_Article:_
-- Start --
Doha, Qatar - The proposals often seem like science fiction: Attempting to simulate the effects of volcanos to block the sun's rays, dumping loads of iron sulphate into oceans, and sending hot air balloons high into the stratosphere to spray aerosol chemicals in an attempt to cool the planet.
Welcome to the whacky world of geoengineering. As political leaders enter another round of climate change negotiations from November 26 to December 7 in Qatar, the concept of humans, or nation states, unilaterally trying to alter the environment is gaining traction among some scientists and policymakers.
Despite 17 high-profile international summits aimed at combatting climate change, global greenhouse gas emissions have risen 48 per cent since the first Earth Summit in 1992, according to the US Energy Information Administration.
Some scientists believe the fight to keep world temperatures from rising less than two degrees Celsius - the rate needed to avoid a feedback loop known as "runaway climate change" - has already been lost.
-- End --
_Given problem 1:_
Please quote the geoengineering article from "Welcome to the" to "already been lost.".
_Given problem 2:_
According to the geoengineering article, how much have global greenhouse gas emissions risen since the first Earth Summit in 1992?
The lines that come after this article have no connection to it.

_Supplied information:_
-- Start --
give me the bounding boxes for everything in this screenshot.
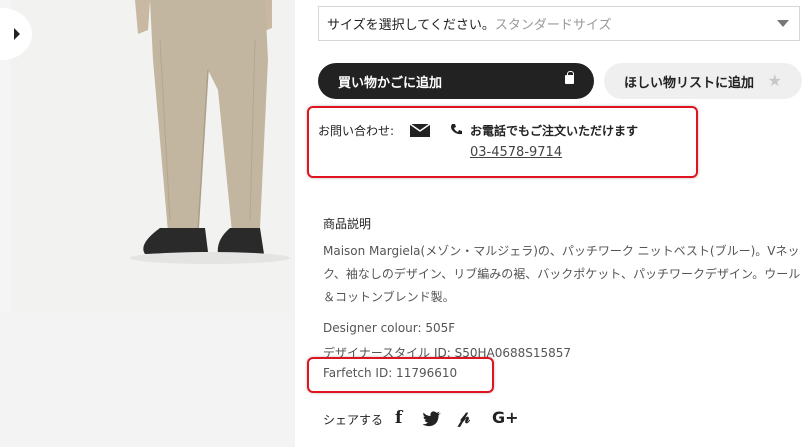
-- End --
_Complete answer 1:_
Welcome to the whacky world of geoengineering. As political leaders enter another round of climate change negotiations from November 26 to December 7 in Qatar, the concept of humans, or nation states, unilaterally trying to alter the environment is gaining traction among some scientists and policymakers.
Despite 17 high-profile international summits aimed at combatting climate change, global greenhouse gas emissions have risen 48 per cent since the first Earth Summit in 1992, according to the US Energy Information Administration.
Some scientists believe the fight to keep world temperatures from rising less than two degrees Celsius - the rate needed to avoid a feedback loop known as "runaway climate change" - has already been lost.

_Complete answer 2:_
They have risen 48 percent.